Items listed in a dataset:
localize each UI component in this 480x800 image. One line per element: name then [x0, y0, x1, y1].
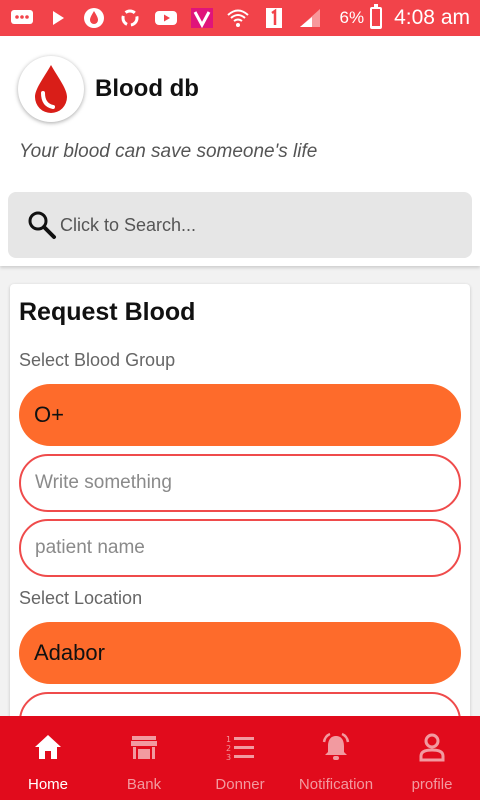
search-icon [26, 209, 58, 241]
app-header: Blood db Your blood can save someone's l… [0, 36, 480, 266]
nav-bank[interactable]: Bank [96, 716, 192, 800]
nav-donner[interactable]: 123 Donner [192, 716, 288, 800]
status-bar: 6% 4:08 am [0, 0, 480, 36]
bottom-navigation: Home Bank 123 Donner Notification profil… [0, 716, 480, 800]
location-label: Select Location [19, 588, 143, 608]
blood-drop-notification-icon [82, 7, 106, 29]
request-blood-card: Request Blood Select Blood Group O+ Sele… [10, 284, 470, 724]
svg-text:1: 1 [226, 735, 231, 744]
sync-icon [118, 7, 142, 29]
battery-percent: 6% [339, 8, 365, 27]
svg-text:2: 2 [226, 744, 231, 753]
svg-text:3: 3 [226, 753, 231, 761]
alarm-icon [319, 730, 353, 764]
youtube-icon [154, 7, 178, 29]
sim-one-icon [262, 7, 286, 29]
person-icon [415, 730, 449, 764]
location-select[interactable]: Adabor [19, 622, 461, 684]
search-bar[interactable]: Click to Search... [8, 192, 472, 258]
list-icon: 123 [223, 730, 257, 764]
blood-group-label: Select Blood Group [19, 350, 176, 370]
nav-donner-label: Donner [215, 776, 265, 793]
message-input[interactable] [19, 454, 461, 512]
signal-icon [298, 7, 322, 29]
wifi-icon [226, 7, 250, 29]
card-title: Request Blood [19, 298, 196, 326]
blood-drop-logo-icon [18, 56, 84, 122]
store-icon [127, 730, 161, 764]
clock: 4:08 am [394, 6, 470, 29]
blood-group-select[interactable]: O+ [19, 384, 461, 446]
patient-name-input[interactable] [19, 519, 461, 577]
nav-profile[interactable]: profile [384, 716, 480, 800]
nav-bank-label: Bank [126, 776, 162, 793]
messaging-icon [10, 7, 34, 29]
nav-notification-label: Notification [298, 776, 374, 793]
app-title: Blood db [95, 75, 199, 102]
nav-home[interactable]: Home [0, 716, 96, 800]
nav-home-label: Home [27, 776, 68, 793]
home-icon [31, 730, 65, 764]
nav-notification[interactable]: Notification [288, 716, 384, 800]
play-icon [46, 7, 70, 29]
nav-profile-label: profile [411, 776, 453, 793]
search-placeholder: Click to Search... [60, 214, 197, 235]
battery-icon [370, 4, 383, 29]
vivid-app-icon [190, 7, 214, 29]
tagline: Your blood can save someone's life [19, 141, 318, 162]
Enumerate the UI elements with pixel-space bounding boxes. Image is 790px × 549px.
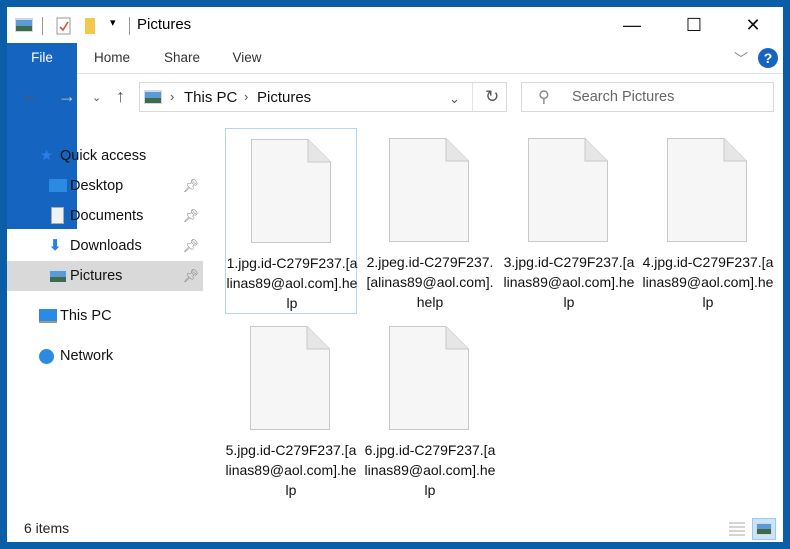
chevron-right-icon[interactable]: › — [170, 89, 174, 104]
documents-icon — [51, 207, 64, 224]
breadcrumb-pictures[interactable]: Pictures — [257, 89, 311, 106]
pin-icon[interactable]: 📌︎ — [182, 261, 199, 291]
network-icon — [39, 349, 54, 364]
up-button[interactable]: ↑ — [116, 86, 125, 107]
navigation-bar: ← → ⌄ ↑ › This PC › Pictures ⌄ ↻ ⚲ Searc… — [7, 74, 783, 118]
close-button[interactable]: ✕ — [730, 7, 776, 43]
minimize-button[interactable]: — — [609, 7, 655, 43]
help-button[interactable]: ? — [758, 48, 778, 68]
back-button[interactable]: ← — [22, 86, 40, 107]
file-item[interactable]: 2.jpeg.id-C279F237.[alinas89@aol.com].he… — [364, 128, 496, 314]
tab-view[interactable]: View — [222, 43, 272, 72]
file-item[interactable]: 6.jpg.id-C279F237.[alinas89@aol.com].hel… — [364, 316, 496, 502]
search-icon: ⚲ — [538, 89, 550, 106]
forward-button[interactable]: → — [58, 86, 76, 107]
customize-quick-access-icon[interactable]: ▾ — [110, 16, 116, 29]
desktop-icon — [49, 179, 67, 192]
tab-home[interactable]: Home — [87, 43, 137, 72]
file-item[interactable]: 1.jpg.id-C279F237.[alinas89@aol.com].hel… — [225, 128, 357, 314]
document-icon — [667, 138, 747, 242]
pictures-icon — [49, 269, 67, 283]
window-title: Pictures — [137, 16, 192, 33]
ribbon: File Home Share View ﹀ ? — [7, 43, 783, 229]
recent-locations-icon[interactable]: ⌄ — [92, 91, 101, 104]
file-item[interactable]: 3.jpg.id-C279F237.[alinas89@aol.com].hel… — [503, 128, 635, 314]
address-bar[interactable]: › This PC › Pictures ⌄ ↻ — [139, 82, 507, 112]
chevron-right-icon[interactable]: › — [244, 89, 248, 104]
pin-icon[interactable]: 📌︎ — [182, 231, 199, 261]
details-view-icon — [729, 522, 745, 536]
document-icon — [528, 138, 608, 242]
document-icon — [389, 138, 469, 242]
sidebar-item-documents[interactable]: Documents 📌︎ — [7, 201, 203, 231]
properties-icon[interactable] — [56, 17, 72, 35]
pin-icon[interactable]: 📌︎ — [182, 201, 199, 231]
file-list: 1.jpg.id-C279F237.[alinas89@aol.com].hel… — [215, 118, 783, 508]
breadcrumb-this-pc[interactable]: This PC — [184, 89, 237, 106]
explorer-window: ▾ Pictures — ☐ ✕ File Home Share View ﹀ … — [7, 7, 783, 542]
document-icon — [250, 326, 330, 430]
expand-ribbon-icon[interactable]: ﹀ — [734, 49, 748, 69]
refresh-button[interactable]: ↻ — [485, 87, 499, 107]
tab-share[interactable]: Share — [157, 43, 207, 72]
sidebar-item-quick-access[interactable]: ★ Quick access — [7, 141, 203, 171]
document-icon — [251, 139, 331, 243]
large-icons-view-icon — [756, 523, 772, 535]
sidebar-item-this-pc[interactable]: This PC — [7, 301, 203, 331]
pictures-icon — [144, 90, 162, 104]
pin-icon[interactable]: 📌︎ — [182, 171, 199, 201]
search-box[interactable]: ⚲ Search Pictures — [521, 82, 774, 112]
pictures-icon — [15, 18, 33, 32]
file-item[interactable]: 5.jpg.id-C279F237.[alinas89@aol.com].hel… — [225, 316, 357, 502]
sidebar-item-pictures[interactable]: Pictures 📌︎ — [7, 261, 203, 291]
item-count: 6 items — [24, 520, 70, 536]
document-icon — [389, 326, 469, 430]
computer-icon — [39, 309, 57, 323]
sidebar-item-downloads[interactable]: ⬇ Downloads 📌︎ — [7, 231, 203, 261]
sidebar-item-network[interactable]: Network — [7, 341, 203, 371]
download-arrow-icon: ⬇ — [49, 238, 62, 254]
status-bar: 6 items — [7, 517, 783, 542]
maximize-button[interactable]: ☐ — [671, 7, 717, 43]
new-folder-icon[interactable] — [83, 17, 97, 35]
star-icon: ★ — [40, 148, 53, 164]
details-view-button[interactable] — [725, 518, 749, 540]
title-bar: ▾ Pictures — ☐ ✕ — [7, 7, 783, 43]
large-icons-view-button[interactable] — [752, 518, 776, 540]
search-input[interactable]: Search Pictures — [572, 89, 674, 105]
navigation-pane: ★ Quick access Desktop 📌︎ Documents 📌︎ ⬇… — [7, 118, 207, 508]
sidebar-item-desktop[interactable]: Desktop 📌︎ — [7, 171, 203, 201]
file-item[interactable]: 4.jpg.id-C279F237.[alinas89@aol.com].hel… — [642, 128, 774, 314]
address-dropdown-icon[interactable]: ⌄ — [449, 91, 460, 107]
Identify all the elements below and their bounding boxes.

*Challenge:* Rewrite the records as a numbered list, from the line with "search-icon [26, 209, 58, 241]" to the line with "location-select[interactable]: Adabor [19, 622, 461, 684]", both included. Leave out any blank lines.

*Result:*
1. search-icon [26, 209, 58, 241]
2. app-header: Blood db Your blood can save someone's l… [0, 36, 480, 266]
3. nav-bank[interactable]: Bank [96, 716, 192, 800]
4. nav-donner[interactable]: 123 Donner [192, 716, 288, 800]
5. status-bar: 6% 4:08 am [0, 0, 480, 36]
6. bottom-navigation: Home Bank 123 Donner Notification profil… [0, 716, 480, 800]
7. location-label: Select Location [19, 588, 143, 608]
8. blood-drop-notification-icon [82, 7, 106, 29]
9. request-blood-card: Request Blood Select Blood Group O+ Sele… [10, 284, 470, 724]
10. svg-text:1: 1 [226, 735, 231, 744]
11. sync-icon [118, 7, 142, 29]
12. battery-percent: 6% [339, 8, 365, 27]
13. svg-text:2: 2 [226, 744, 231, 753]
14. svg-text:3: 3 [226, 753, 231, 761]
15. alarm-icon [319, 730, 353, 764]
16. youtube-icon [154, 7, 178, 29]
17. sim-one-icon [262, 7, 286, 29]
18. person-icon [415, 730, 449, 764]
19. location-select[interactable]: Adabor [19, 622, 461, 684]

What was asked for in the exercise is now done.